━━ Data lines

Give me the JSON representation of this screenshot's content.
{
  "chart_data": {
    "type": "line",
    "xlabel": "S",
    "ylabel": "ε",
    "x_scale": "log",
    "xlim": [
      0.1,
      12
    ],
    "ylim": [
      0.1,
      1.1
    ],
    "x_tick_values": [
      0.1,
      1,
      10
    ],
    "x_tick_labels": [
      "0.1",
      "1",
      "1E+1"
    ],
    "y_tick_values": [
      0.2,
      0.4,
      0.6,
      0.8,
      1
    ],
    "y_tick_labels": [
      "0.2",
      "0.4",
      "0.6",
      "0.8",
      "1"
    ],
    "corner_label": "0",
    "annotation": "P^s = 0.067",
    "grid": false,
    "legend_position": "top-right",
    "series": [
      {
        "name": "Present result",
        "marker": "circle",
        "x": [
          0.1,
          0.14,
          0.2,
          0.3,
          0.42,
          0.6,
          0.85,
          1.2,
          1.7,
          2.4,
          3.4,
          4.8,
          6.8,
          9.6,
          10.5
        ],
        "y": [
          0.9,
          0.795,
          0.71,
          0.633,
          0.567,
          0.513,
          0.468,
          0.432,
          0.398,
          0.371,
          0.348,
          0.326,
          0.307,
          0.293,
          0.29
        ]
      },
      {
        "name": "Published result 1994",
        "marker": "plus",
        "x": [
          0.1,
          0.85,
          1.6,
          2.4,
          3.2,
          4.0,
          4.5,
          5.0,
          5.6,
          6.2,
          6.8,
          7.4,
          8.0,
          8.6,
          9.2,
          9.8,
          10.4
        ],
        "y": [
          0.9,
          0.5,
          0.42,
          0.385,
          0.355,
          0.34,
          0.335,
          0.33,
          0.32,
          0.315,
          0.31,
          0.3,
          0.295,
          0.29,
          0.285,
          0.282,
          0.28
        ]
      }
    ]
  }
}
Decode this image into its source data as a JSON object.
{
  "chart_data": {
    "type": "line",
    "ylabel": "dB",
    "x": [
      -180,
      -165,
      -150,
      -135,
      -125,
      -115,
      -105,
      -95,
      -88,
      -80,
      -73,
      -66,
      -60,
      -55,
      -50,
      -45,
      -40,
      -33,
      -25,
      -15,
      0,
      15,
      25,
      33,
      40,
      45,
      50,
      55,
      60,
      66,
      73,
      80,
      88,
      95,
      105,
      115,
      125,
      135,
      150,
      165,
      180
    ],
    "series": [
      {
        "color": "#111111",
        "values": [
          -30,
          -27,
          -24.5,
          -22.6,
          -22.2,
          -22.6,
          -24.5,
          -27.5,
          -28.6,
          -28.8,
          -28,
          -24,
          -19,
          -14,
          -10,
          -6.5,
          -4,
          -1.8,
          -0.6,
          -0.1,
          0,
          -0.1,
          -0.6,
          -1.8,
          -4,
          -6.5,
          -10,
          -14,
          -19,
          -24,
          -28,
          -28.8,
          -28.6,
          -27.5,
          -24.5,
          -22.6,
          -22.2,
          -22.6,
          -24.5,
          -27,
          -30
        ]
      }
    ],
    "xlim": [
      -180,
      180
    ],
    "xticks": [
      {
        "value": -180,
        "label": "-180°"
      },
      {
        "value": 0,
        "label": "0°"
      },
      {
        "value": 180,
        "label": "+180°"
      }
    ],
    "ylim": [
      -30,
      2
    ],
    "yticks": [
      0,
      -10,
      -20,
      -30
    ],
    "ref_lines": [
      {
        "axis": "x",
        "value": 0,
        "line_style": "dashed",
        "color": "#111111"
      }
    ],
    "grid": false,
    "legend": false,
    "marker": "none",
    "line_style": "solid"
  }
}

━━━━

* _Exercise instructions_
Which lines above hold the word "name"? Copy each of them.

* _Solution for this exercise_
        "name": "Present result",
        "name": "Published result 1994",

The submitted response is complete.